>> BEGIN DATASET ENTRIES
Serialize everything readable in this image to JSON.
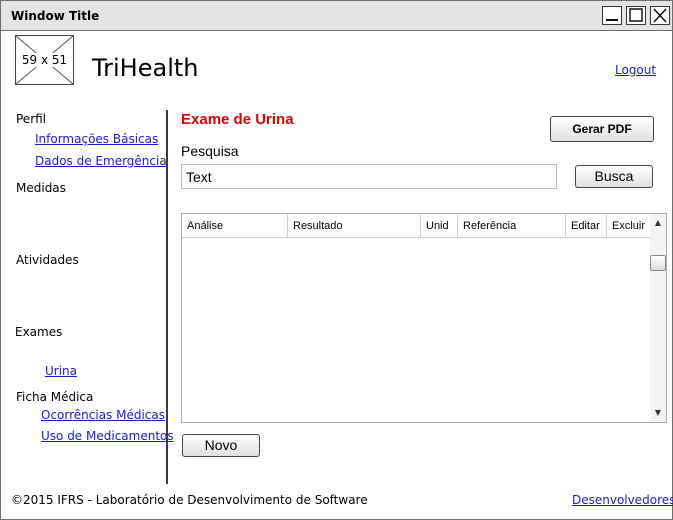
{
  "window": {
    "title": "Window Title"
  },
  "header": {
    "logo_label": "59 x 51",
    "app_name": "TriHealth",
    "logout_label": "Logout"
  },
  "sidebar": {
    "perfil": {
      "label": "Perfil",
      "items": [
        "Informações Básicas",
        "Dados de Emergência"
      ]
    },
    "medidas": {
      "label": "Medidas"
    },
    "atividades": {
      "label": "Atividades"
    },
    "exames": {
      "label": "Exames",
      "items": [
        "Urina"
      ]
    },
    "ficha": {
      "label": "Ficha Médica",
      "items": [
        "Ocorrências Médicas",
        "Uso de Medicamentos"
      ]
    }
  },
  "main": {
    "title": "Exame de Urina",
    "pdf_button": "Gerar PDF",
    "search_label": "Pesquisa",
    "search_placeholder": "Text",
    "search_button": "Busca",
    "table_columns": [
      "Análise",
      "Resultado",
      "Unid",
      "Referência",
      "Editar",
      "Excluir"
    ],
    "table_rows": [],
    "new_button": "Novo"
  },
  "footer": {
    "copyright": "©2015 IFRS - Laboratório de Desenvolvimento de Software",
    "devs_link": "Desenvolvedores"
  },
  "colors": {
    "title_red": "#e00000",
    "link_blue": "#1a1ad4"
  }
}
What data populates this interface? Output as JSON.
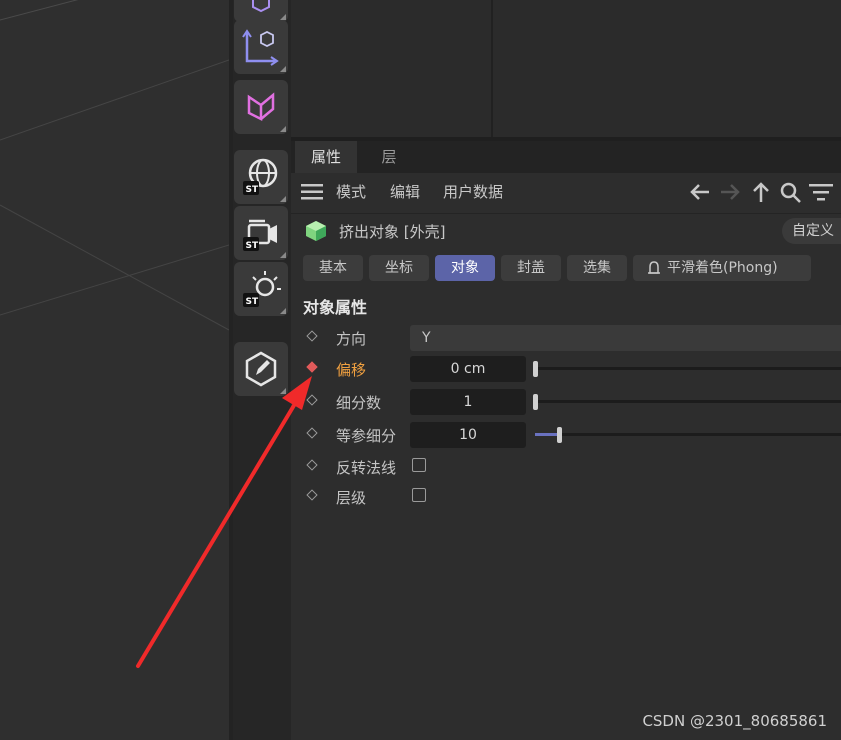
>> END DATASET ENTRIES
**GIVEN TASK**.
Transcribe all of the entries word for word, but skip any pictures they contain.

**TASK SOLUTION**.
Serialize everything readable in this image to JSON.
{
  "window": {
    "title": "Window Title"
  },
  "header": {
    "logo_label": "59 x 51",
    "app_name": "TriHealth",
    "logout_label": "Logout"
  },
  "sidebar": {
    "perfil": {
      "label": "Perfil",
      "items": [
        "Informações Básicas",
        "Dados de Emergência"
      ]
    },
    "medidas": {
      "label": "Medidas"
    },
    "atividades": {
      "label": "Atividades"
    },
    "exames": {
      "label": "Exames",
      "items": [
        "Urina"
      ]
    },
    "ficha": {
      "label": "Ficha Médica",
      "items": [
        "Ocorrências Médicas",
        "Uso de Medicamentos"
      ]
    }
  },
  "main": {
    "title": "Exame de Urina",
    "pdf_button": "Gerar PDF",
    "search_label": "Pesquisa",
    "search_placeholder": "Text",
    "search_button": "Busca",
    "table_columns": [
      "Análise",
      "Resultado",
      "Unid",
      "Referência",
      "Editar",
      "Excluir"
    ],
    "table_rows": [],
    "new_button": "Novo"
  },
  "footer": {
    "copyright": "©2015 IFRS - Laboratório de Desenvolvimento de Software",
    "devs_link": "Desenvolvedores"
  },
  "colors": {
    "title_red": "#e00000",
    "link_blue": "#1a1ad4"
  }
}
What data populates this interface? Output as JSON.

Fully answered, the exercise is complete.